Data entries
## Start
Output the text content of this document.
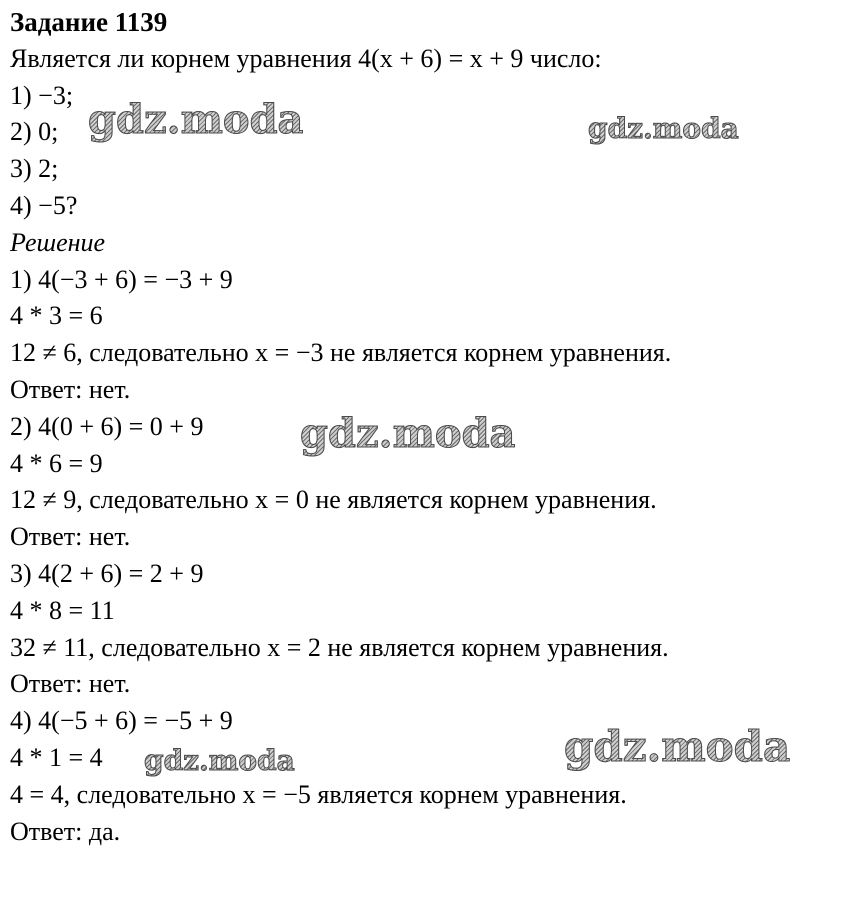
Задание 1139
Является ли корнем уравнения 4(x + 6) = x + 9 число:
1) −3;
2) 0;
3) 2;
4) −5?
Решение
1) 4(−3 + 6) = −3 + 9
4 * 3 = 6
12 ≠ 6, следовательно x = −3 не является корнем уравнения.
Ответ: нет.
2) 4(0 + 6) = 0 + 9
4 * 6 = 9
12 ≠ 9, следовательно x = 0 не является корнем уравнения.
Ответ: нет.
3) 4(2 + 6) = 2 + 9
4 * 8 = 11
32 ≠ 11, следовательно x = 2 не является корнем уравнения.
Ответ: нет.
4) 4(−5 + 6) = −5 + 9
4 * 1 = 4
4 = 4, следовательно x = −5 является корнем уравнения.
Ответ: да.
gdz.moda	gdz.moda
gdz.moda
gdz.moda
gdz.moda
## End
[Set problem]
Print the complete listing exactly as it stands, without its pictures.

[Exercise result]
Output the text content of this document.
Задание 1139
Является ли корнем уравнения 4(x + 6) = x + 9 число:
1) −3;
2) 0;
3) 2;
4) −5?
Решение
1) 4(−3 + 6) = −3 + 9
4 * 3 = 6
12 ≠ 6, следовательно x = −3 не является корнем уравнения.
Ответ: нет.
2) 4(0 + 6) = 0 + 9
4 * 6 = 9
12 ≠ 9, следовательно x = 0 не является корнем уравнения.
Ответ: нет.
3) 4(2 + 6) = 2 + 9
4 * 8 = 11
32 ≠ 11, следовательно x = 2 не является корнем уравнения.
Ответ: нет.
4) 4(−5 + 6) = −5 + 9
4 * 1 = 4
4 = 4, следовательно x = −5 является корнем уравнения.
Ответ: да.
gdz.moda	gdz.moda
gdz.moda
gdz.moda
gdz.moda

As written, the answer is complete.